**Entries with figure data:**

•••••

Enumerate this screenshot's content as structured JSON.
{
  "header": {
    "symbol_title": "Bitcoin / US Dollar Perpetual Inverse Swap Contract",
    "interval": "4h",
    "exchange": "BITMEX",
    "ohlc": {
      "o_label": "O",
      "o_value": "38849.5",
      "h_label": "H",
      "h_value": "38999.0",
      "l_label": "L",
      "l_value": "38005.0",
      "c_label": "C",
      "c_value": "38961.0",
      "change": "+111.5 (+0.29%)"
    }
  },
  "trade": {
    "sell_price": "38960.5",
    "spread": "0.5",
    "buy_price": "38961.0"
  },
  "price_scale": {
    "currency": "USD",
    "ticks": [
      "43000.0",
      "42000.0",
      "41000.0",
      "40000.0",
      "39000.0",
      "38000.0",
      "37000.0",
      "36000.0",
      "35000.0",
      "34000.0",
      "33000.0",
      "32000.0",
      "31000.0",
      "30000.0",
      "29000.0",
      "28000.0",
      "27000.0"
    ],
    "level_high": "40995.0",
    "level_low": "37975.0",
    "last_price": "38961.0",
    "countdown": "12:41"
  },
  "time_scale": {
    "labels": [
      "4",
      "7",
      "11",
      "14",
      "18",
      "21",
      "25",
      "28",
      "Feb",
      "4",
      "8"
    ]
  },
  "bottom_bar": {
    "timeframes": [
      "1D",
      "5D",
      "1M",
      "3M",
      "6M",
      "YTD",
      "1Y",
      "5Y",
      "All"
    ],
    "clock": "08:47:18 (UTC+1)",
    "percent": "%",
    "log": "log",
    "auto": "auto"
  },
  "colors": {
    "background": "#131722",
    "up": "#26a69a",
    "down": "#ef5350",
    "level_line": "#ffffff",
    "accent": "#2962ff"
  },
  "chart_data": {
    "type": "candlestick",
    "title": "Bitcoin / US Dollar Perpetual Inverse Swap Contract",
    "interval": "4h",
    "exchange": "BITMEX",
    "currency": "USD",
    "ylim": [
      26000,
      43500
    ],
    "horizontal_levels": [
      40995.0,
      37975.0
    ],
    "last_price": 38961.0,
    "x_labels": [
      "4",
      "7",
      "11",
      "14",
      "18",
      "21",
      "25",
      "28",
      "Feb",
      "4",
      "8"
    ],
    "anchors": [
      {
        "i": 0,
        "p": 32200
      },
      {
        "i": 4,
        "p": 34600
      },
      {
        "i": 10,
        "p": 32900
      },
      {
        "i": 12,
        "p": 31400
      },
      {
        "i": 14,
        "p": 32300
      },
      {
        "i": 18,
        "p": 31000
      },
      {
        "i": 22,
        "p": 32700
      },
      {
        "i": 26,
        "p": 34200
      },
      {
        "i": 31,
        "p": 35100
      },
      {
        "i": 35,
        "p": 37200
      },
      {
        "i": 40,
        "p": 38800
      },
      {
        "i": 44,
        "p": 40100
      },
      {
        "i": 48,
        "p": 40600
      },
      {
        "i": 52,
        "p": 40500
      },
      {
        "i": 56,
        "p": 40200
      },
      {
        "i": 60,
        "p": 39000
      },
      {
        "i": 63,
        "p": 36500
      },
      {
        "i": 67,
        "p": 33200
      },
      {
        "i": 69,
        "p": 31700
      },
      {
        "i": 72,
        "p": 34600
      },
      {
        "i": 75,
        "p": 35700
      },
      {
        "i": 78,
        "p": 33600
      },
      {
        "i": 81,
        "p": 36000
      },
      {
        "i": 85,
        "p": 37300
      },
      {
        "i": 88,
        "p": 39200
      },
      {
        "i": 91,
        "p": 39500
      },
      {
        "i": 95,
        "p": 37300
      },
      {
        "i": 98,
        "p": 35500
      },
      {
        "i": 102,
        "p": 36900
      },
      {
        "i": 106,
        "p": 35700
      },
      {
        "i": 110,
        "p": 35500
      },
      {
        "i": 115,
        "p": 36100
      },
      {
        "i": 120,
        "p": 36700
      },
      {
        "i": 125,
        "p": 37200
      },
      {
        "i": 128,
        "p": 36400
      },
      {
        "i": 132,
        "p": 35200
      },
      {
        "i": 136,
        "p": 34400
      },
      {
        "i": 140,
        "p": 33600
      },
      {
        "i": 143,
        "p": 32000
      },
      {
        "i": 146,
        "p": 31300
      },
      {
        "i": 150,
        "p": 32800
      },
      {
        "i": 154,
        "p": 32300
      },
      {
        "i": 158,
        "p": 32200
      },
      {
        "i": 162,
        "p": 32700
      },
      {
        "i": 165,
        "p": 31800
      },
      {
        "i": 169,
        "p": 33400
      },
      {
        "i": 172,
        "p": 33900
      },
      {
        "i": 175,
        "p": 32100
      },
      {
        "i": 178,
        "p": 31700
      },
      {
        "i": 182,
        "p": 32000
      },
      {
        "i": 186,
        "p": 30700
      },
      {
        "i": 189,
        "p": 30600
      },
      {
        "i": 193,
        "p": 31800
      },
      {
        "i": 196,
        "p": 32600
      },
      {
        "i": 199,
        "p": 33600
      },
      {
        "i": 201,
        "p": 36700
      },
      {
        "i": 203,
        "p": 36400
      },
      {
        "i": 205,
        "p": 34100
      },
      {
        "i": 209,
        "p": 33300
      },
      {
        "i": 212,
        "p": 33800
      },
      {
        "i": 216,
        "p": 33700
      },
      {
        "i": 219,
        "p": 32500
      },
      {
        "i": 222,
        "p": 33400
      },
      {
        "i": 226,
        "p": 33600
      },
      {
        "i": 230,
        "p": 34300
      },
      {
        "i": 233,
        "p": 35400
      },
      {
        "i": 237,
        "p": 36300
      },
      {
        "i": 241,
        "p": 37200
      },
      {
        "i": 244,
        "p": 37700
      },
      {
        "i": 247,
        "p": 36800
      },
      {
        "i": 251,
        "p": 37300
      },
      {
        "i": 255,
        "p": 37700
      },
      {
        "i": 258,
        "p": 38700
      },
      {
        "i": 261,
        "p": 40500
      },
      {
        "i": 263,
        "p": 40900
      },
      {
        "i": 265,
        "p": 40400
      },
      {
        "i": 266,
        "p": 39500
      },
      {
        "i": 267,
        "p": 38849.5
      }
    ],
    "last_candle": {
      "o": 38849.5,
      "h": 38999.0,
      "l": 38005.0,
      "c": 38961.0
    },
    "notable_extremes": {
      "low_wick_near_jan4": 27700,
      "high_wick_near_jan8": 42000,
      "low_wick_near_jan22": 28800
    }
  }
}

•••••

**Prompt:** Copy down the material exactly as written.

**Expected answer:**
Enumerate this screenshot's content as structured JSON.
{
  "header": {
    "symbol_title": "Bitcoin / US Dollar Perpetual Inverse Swap Contract",
    "interval": "4h",
    "exchange": "BITMEX",
    "ohlc": {
      "o_label": "O",
      "o_value": "38849.5",
      "h_label": "H",
      "h_value": "38999.0",
      "l_label": "L",
      "l_value": "38005.0",
      "c_label": "C",
      "c_value": "38961.0",
      "change": "+111.5 (+0.29%)"
    }
  },
  "trade": {
    "sell_price": "38960.5",
    "spread": "0.5",
    "buy_price": "38961.0"
  },
  "price_scale": {
    "currency": "USD",
    "ticks": [
      "43000.0",
      "42000.0",
      "41000.0",
      "40000.0",
      "39000.0",
      "38000.0",
      "37000.0",
      "36000.0",
      "35000.0",
      "34000.0",
      "33000.0",
      "32000.0",
      "31000.0",
      "30000.0",
      "29000.0",
      "28000.0",
      "27000.0"
    ],
    "level_high": "40995.0",
    "level_low": "37975.0",
    "last_price": "38961.0",
    "countdown": "12:41"
  },
  "time_scale": {
    "labels": [
      "4",
      "7",
      "11",
      "14",
      "18",
      "21",
      "25",
      "28",
      "Feb",
      "4",
      "8"
    ]
  },
  "bottom_bar": {
    "timeframes": [
      "1D",
      "5D",
      "1M",
      "3M",
      "6M",
      "YTD",
      "1Y",
      "5Y",
      "All"
    ],
    "clock": "08:47:18 (UTC+1)",
    "percent": "%",
    "log": "log",
    "auto": "auto"
  },
  "colors": {
    "background": "#131722",
    "up": "#26a69a",
    "down": "#ef5350",
    "level_line": "#ffffff",
    "accent": "#2962ff"
  },
  "chart_data": {
    "type": "candlestick",
    "title": "Bitcoin / US Dollar Perpetual Inverse Swap Contract",
    "interval": "4h",
    "exchange": "BITMEX",
    "currency": "USD",
    "ylim": [
      26000,
      43500
    ],
    "horizontal_levels": [
      40995.0,
      37975.0
    ],
    "last_price": 38961.0,
    "x_labels": [
      "4",
      "7",
      "11",
      "14",
      "18",
      "21",
      "25",
      "28",
      "Feb",
      "4",
      "8"
    ],
    "anchors": [
      {
        "i": 0,
        "p": 32200
      },
      {
        "i": 4,
        "p": 34600
      },
      {
        "i": 10,
        "p": 32900
      },
      {
        "i": 12,
        "p": 31400
      },
      {
        "i": 14,
        "p": 32300
      },
      {
        "i": 18,
        "p": 31000
      },
      {
        "i": 22,
        "p": 32700
      },
      {
        "i": 26,
        "p": 34200
      },
      {
        "i": 31,
        "p": 35100
      },
      {
        "i": 35,
        "p": 37200
      },
      {
        "i": 40,
        "p": 38800
      },
      {
        "i": 44,
        "p": 40100
      },
      {
        "i": 48,
        "p": 40600
      },
      {
        "i": 52,
        "p": 40500
      },
      {
        "i": 56,
        "p": 40200
      },
      {
        "i": 60,
        "p": 39000
      },
      {
        "i": 63,
        "p": 36500
      },
      {
        "i": 67,
        "p": 33200
      },
      {
        "i": 69,
        "p": 31700
      },
      {
        "i": 72,
        "p": 34600
      },
      {
        "i": 75,
        "p": 35700
      },
      {
        "i": 78,
        "p": 33600
      },
      {
        "i": 81,
        "p": 36000
      },
      {
        "i": 85,
        "p": 37300
      },
      {
        "i": 88,
        "p": 39200
      },
      {
        "i": 91,
        "p": 39500
      },
      {
        "i": 95,
        "p": 37300
      },
      {
        "i": 98,
        "p": 35500
      },
      {
        "i": 102,
        "p": 36900
      },
      {
        "i": 106,
        "p": 35700
      },
      {
        "i": 110,
        "p": 35500
      },
      {
        "i": 115,
        "p": 36100
      },
      {
        "i": 120,
        "p": 36700
      },
      {
        "i": 125,
        "p": 37200
      },
      {
        "i": 128,
        "p": 36400
      },
      {
        "i": 132,
        "p": 35200
      },
      {
        "i": 136,
        "p": 34400
      },
      {
        "i": 140,
        "p": 33600
      },
      {
        "i": 143,
        "p": 32000
      },
      {
        "i": 146,
        "p": 31300
      },
      {
        "i": 150,
        "p": 32800
      },
      {
        "i": 154,
        "p": 32300
      },
      {
        "i": 158,
        "p": 32200
      },
      {
        "i": 162,
        "p": 32700
      },
      {
        "i": 165,
        "p": 31800
      },
      {
        "i": 169,
        "p": 33400
      },
      {
        "i": 172,
        "p": 33900
      },
      {
        "i": 175,
        "p": 32100
      },
      {
        "i": 178,
        "p": 31700
      },
      {
        "i": 182,
        "p": 32000
      },
      {
        "i": 186,
        "p": 30700
      },
      {
        "i": 189,
        "p": 30600
      },
      {
        "i": 193,
        "p": 31800
      },
      {
        "i": 196,
        "p": 32600
      },
      {
        "i": 199,
        "p": 33600
      },
      {
        "i": 201,
        "p": 36700
      },
      {
        "i": 203,
        "p": 36400
      },
      {
        "i": 205,
        "p": 34100
      },
      {
        "i": 209,
        "p": 33300
      },
      {
        "i": 212,
        "p": 33800
      },
      {
        "i": 216,
        "p": 33700
      },
      {
        "i": 219,
        "p": 32500
      },
      {
        "i": 222,
        "p": 33400
      },
      {
        "i": 226,
        "p": 33600
      },
      {
        "i": 230,
        "p": 34300
      },
      {
        "i": 233,
        "p": 35400
      },
      {
        "i": 237,
        "p": 36300
      },
      {
        "i": 241,
        "p": 37200
      },
      {
        "i": 244,
        "p": 37700
      },
      {
        "i": 247,
        "p": 36800
      },
      {
        "i": 251,
        "p": 37300
      },
      {
        "i": 255,
        "p": 37700
      },
      {
        "i": 258,
        "p": 38700
      },
      {
        "i": 261,
        "p": 40500
      },
      {
        "i": 263,
        "p": 40900
      },
      {
        "i": 265,
        "p": 40400
      },
      {
        "i": 266,
        "p": 39500
      },
      {
        "i": 267,
        "p": 38849.5
      }
    ],
    "last_candle": {
      "o": 38849.5,
      "h": 38999.0,
      "l": 38005.0,
      "c": 38961.0
    },
    "notable_extremes": {
      "low_wick_near_jan4": 27700,
      "high_wick_near_jan8": 42000,
      "low_wick_near_jan22": 28800
    }
  }
}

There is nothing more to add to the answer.